**THE REQUEST**.
The records below must be transcribed exactly. Do not include the pictures.

**RECORDS PROVIDED**.

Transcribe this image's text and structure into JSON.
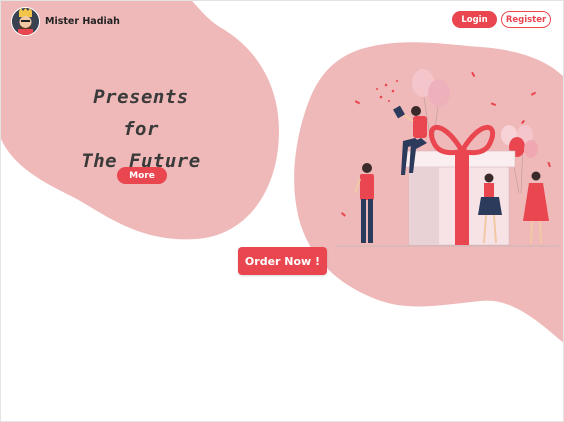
{
  "header": {
    "brand": "Mister Hadiah",
    "login_label": "Login",
    "register_label": "Register"
  },
  "hero": {
    "title_line1": "Presents for",
    "title_line2": "The Future",
    "more_label": "More",
    "order_label": "Order Now !"
  },
  "colors": {
    "accent": "#e9464f",
    "blob": "#efb9b9",
    "text": "#3a3a3a"
  },
  "icons": {
    "avatar": "mascot-avatar",
    "illustration": "gift-party-illustration"
  }
}
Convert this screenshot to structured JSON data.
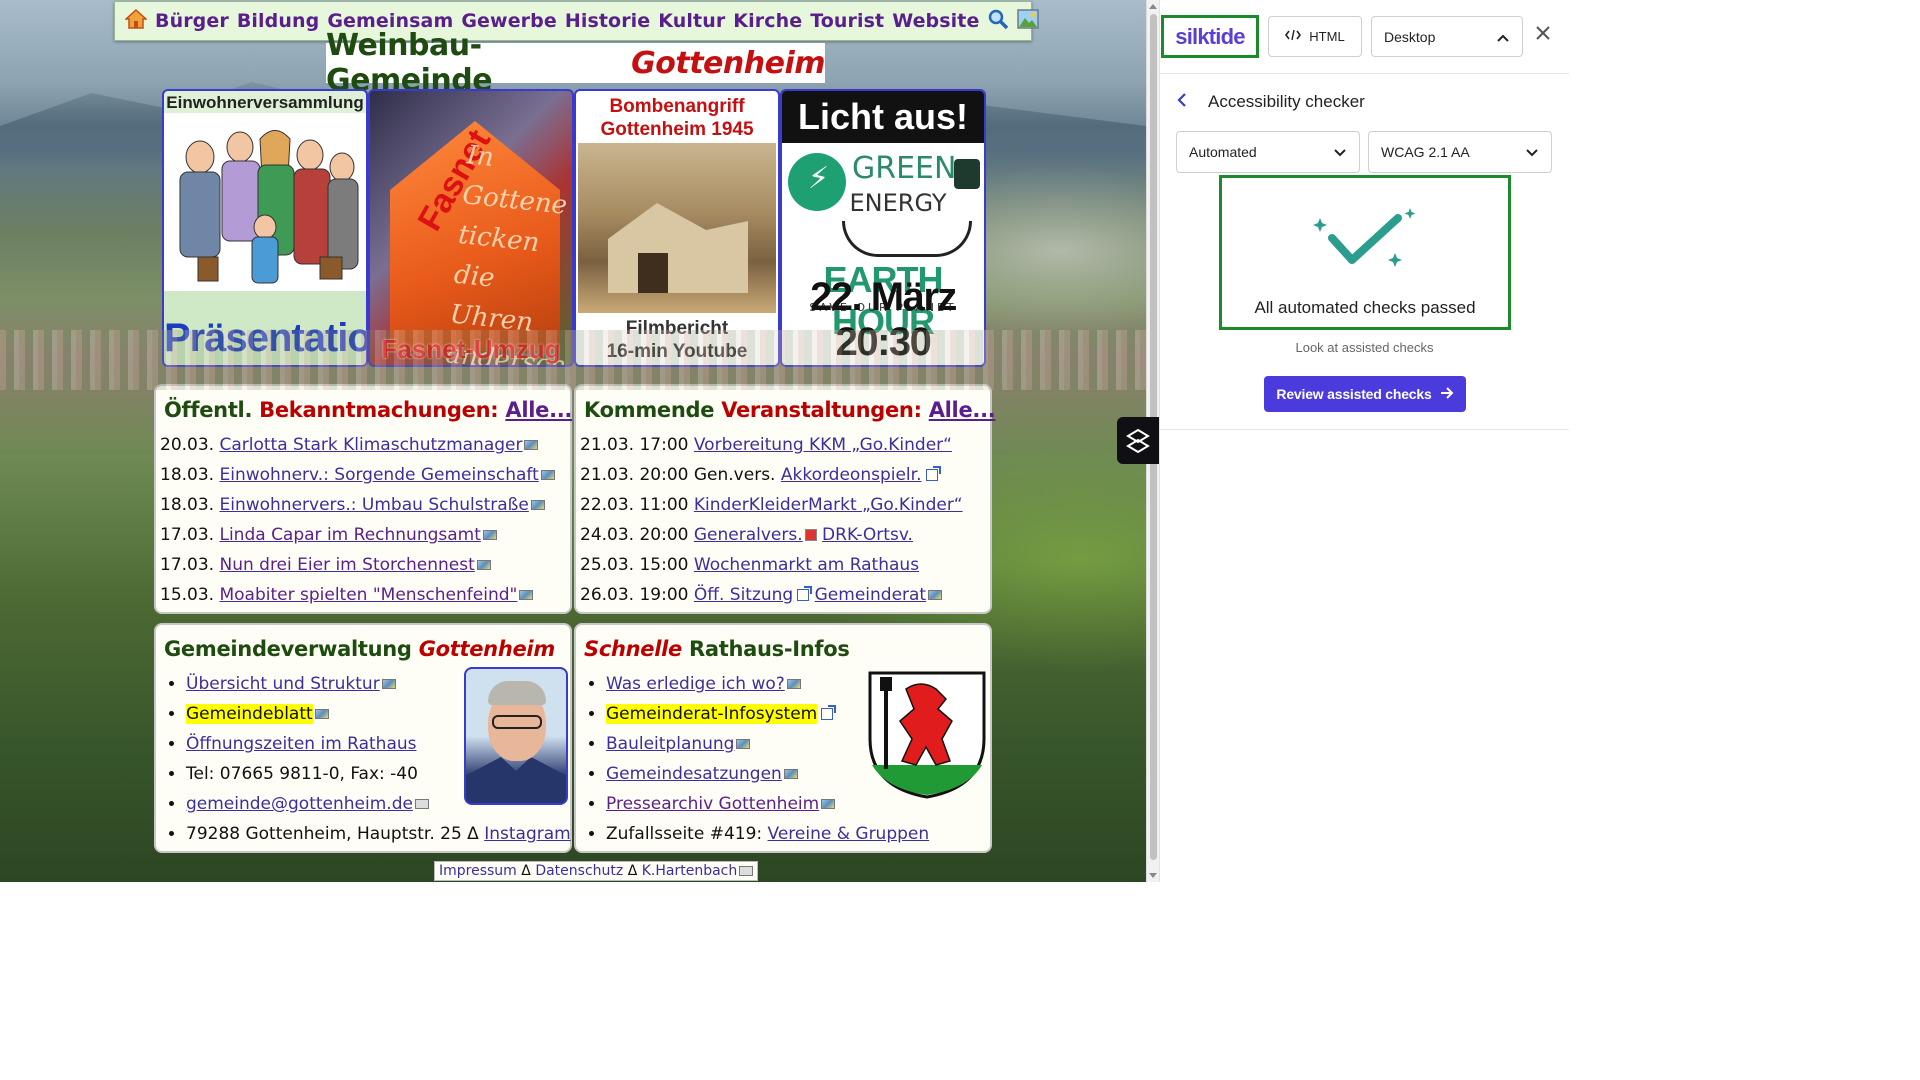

**FINAL RESULT**.
Transcribe this image's text and structure into JSON.
{
  "header": {
    "brand": "Mister Hadiah",
    "login_label": "Login",
    "register_label": "Register"
  },
  "hero": {
    "title_line1": "Presents for",
    "title_line2": "The Future",
    "more_label": "More",
    "order_label": "Order Now !"
  },
  "colors": {
    "accent": "#e9464f",
    "blob": "#efb9b9",
    "text": "#3a3a3a"
  },
  "icons": {
    "avatar": "mascot-avatar",
    "illustration": "gift-party-illustration"
  }
}
Convert this screenshot to structured JSON data.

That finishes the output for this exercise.